▸ **BRIEF**: Each line in the entries below that holds the string "general" is to be listed.

▸ **THE INPUT**:
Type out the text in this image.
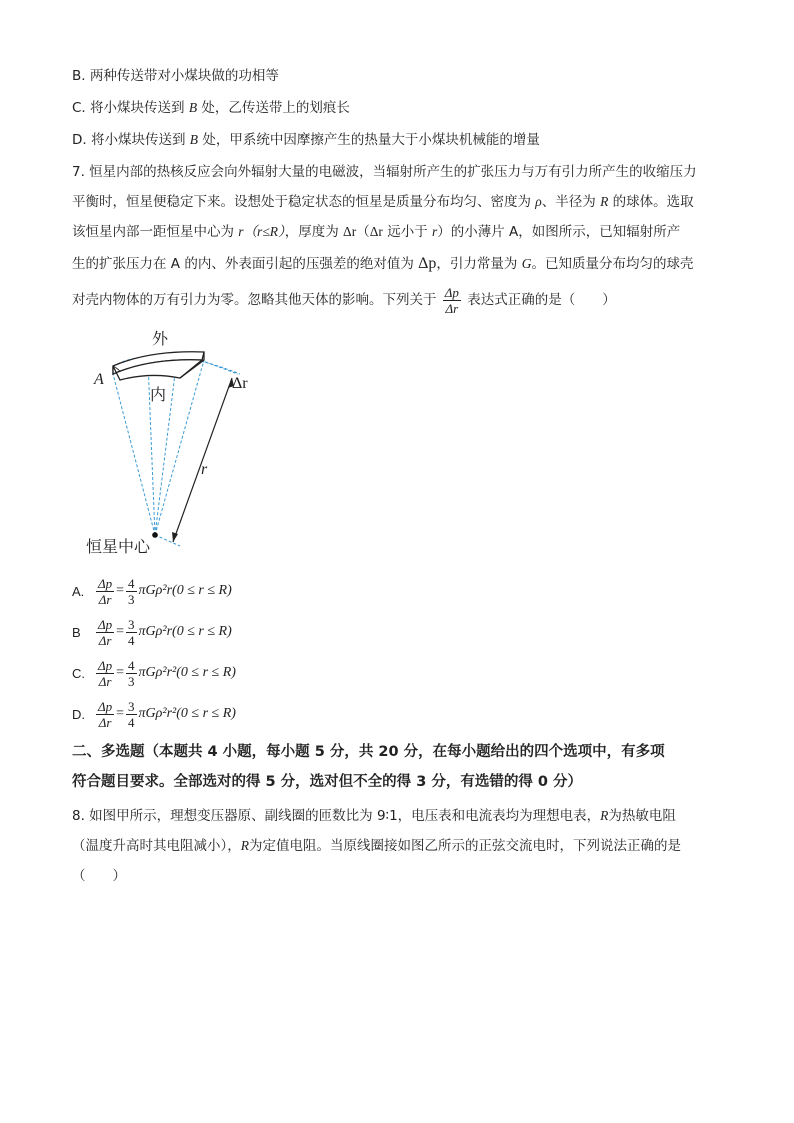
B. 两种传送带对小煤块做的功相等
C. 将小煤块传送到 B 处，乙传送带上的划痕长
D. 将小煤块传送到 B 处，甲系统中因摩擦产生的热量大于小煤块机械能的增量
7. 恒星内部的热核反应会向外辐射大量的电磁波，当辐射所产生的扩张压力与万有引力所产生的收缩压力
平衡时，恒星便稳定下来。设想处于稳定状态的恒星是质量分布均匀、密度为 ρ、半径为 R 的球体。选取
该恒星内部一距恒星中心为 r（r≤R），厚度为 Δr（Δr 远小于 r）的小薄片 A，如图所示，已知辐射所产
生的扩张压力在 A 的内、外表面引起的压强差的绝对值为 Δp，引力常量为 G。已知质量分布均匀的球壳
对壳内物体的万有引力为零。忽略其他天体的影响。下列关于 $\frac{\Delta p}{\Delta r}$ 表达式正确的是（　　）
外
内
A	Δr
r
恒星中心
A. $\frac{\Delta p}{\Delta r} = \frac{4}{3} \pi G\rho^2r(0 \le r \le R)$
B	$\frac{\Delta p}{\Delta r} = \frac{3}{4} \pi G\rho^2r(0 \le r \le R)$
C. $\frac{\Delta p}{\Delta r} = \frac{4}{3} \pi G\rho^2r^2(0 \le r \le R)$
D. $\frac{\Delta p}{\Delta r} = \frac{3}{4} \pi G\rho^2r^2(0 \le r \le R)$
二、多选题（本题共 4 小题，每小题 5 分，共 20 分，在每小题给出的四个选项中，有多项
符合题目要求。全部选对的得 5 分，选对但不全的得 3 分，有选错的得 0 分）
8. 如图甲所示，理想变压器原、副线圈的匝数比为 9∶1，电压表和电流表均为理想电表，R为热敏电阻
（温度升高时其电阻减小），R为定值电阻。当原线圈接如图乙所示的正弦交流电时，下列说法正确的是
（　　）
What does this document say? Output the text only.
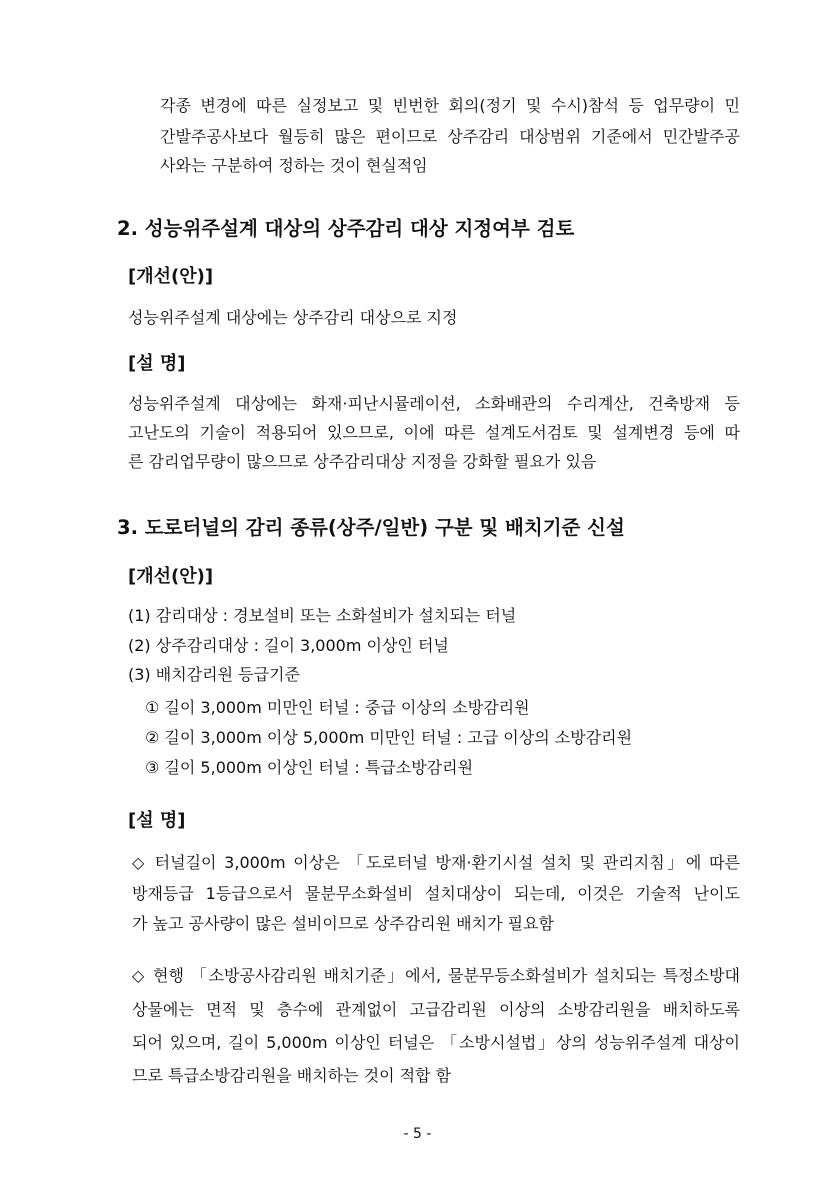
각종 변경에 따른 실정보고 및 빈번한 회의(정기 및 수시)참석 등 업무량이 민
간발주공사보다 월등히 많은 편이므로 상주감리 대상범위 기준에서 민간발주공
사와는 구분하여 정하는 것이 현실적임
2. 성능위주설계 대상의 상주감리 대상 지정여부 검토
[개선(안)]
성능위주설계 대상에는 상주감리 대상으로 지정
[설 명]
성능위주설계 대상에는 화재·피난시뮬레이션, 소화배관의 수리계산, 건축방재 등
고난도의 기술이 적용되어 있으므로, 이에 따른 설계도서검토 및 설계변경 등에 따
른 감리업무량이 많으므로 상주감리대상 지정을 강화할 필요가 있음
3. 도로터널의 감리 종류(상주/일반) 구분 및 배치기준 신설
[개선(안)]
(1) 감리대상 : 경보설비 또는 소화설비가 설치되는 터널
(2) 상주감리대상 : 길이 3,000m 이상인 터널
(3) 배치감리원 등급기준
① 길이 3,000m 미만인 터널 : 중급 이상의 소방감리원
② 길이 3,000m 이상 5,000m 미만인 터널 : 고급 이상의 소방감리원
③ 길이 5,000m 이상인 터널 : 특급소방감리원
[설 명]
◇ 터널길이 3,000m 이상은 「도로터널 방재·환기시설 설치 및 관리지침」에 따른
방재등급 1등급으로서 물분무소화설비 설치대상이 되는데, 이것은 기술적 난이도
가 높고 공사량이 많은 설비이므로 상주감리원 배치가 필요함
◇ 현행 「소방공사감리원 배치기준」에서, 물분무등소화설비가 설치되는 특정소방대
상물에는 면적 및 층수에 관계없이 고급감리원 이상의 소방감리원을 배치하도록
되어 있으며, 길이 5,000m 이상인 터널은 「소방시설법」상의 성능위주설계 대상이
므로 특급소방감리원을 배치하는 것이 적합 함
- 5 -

--

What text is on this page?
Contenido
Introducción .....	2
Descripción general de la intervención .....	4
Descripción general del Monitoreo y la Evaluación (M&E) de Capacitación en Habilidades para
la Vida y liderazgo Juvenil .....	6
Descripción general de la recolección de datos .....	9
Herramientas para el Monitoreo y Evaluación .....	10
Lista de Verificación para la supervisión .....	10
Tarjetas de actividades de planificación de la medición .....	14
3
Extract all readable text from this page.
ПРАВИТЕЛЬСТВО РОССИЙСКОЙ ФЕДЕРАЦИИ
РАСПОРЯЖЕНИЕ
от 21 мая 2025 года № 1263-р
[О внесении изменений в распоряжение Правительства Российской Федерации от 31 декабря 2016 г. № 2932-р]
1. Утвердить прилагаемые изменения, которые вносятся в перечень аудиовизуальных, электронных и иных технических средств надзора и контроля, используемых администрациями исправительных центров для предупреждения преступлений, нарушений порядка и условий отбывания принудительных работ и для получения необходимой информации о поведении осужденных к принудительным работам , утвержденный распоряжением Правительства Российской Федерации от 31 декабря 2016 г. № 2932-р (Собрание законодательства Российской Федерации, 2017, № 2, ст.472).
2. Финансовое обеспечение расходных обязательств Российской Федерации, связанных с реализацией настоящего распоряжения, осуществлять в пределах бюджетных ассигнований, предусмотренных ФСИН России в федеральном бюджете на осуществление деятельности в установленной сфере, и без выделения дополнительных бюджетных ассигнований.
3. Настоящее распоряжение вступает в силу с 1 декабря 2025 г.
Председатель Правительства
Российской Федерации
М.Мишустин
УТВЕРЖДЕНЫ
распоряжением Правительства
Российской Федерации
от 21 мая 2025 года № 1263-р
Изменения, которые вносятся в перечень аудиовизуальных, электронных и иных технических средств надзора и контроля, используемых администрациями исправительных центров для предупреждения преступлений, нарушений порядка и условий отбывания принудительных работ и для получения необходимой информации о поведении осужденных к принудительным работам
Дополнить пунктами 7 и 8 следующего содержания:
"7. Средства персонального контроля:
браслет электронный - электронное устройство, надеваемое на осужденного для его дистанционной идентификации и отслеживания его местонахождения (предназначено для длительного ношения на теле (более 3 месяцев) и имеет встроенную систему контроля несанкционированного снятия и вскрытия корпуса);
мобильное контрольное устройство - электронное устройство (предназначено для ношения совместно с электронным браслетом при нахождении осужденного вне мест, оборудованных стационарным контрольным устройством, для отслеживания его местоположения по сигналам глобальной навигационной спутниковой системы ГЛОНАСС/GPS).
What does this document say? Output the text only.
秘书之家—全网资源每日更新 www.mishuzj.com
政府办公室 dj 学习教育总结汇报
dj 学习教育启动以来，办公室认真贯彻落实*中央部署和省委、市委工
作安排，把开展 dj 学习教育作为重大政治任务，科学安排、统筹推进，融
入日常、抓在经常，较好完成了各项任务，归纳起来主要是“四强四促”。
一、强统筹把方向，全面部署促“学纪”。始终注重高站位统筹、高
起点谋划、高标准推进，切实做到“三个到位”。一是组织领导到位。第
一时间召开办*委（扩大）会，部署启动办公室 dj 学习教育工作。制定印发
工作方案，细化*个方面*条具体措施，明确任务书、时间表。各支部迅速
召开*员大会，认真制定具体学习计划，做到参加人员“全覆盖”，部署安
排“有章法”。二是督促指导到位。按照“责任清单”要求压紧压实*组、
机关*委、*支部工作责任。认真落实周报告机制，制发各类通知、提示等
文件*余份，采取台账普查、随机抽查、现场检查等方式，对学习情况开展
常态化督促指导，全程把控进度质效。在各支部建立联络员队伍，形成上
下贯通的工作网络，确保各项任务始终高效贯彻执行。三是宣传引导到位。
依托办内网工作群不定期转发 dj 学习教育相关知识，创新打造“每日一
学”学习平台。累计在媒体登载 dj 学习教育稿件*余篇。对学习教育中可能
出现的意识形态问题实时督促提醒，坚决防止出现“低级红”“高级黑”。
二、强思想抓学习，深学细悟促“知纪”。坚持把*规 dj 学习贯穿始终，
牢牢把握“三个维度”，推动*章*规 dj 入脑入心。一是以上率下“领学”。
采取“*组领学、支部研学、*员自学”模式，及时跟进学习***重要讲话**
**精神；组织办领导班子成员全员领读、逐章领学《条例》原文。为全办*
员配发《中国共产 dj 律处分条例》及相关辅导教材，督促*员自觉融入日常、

--

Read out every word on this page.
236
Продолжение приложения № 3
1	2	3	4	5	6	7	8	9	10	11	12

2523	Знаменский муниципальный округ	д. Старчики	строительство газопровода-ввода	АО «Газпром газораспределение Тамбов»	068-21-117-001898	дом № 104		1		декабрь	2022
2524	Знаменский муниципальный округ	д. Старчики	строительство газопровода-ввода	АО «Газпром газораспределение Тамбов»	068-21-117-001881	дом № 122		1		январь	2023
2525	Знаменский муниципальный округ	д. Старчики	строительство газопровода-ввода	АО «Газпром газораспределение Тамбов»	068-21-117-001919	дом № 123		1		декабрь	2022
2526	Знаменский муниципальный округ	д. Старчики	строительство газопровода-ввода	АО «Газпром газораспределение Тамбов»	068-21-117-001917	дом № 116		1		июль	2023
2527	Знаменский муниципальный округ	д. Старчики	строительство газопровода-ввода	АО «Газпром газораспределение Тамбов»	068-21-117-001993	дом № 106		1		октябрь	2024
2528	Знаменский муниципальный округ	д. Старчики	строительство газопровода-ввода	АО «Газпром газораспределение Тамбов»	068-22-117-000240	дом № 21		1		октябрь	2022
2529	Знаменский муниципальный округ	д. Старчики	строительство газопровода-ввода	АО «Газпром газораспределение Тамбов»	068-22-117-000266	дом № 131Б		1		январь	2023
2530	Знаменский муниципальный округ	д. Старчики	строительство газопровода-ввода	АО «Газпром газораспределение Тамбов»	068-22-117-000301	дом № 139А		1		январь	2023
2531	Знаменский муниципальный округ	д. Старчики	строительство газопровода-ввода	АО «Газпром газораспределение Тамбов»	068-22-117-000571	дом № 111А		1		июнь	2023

▸ **WRITTEN SOLUTION**:
Descripción general de la intervención .....	4
Descripción general del Monitoreo y la Evaluación (M&E) de Capacitación en Habilidades para
Descripción general de la recolección de datos .....	9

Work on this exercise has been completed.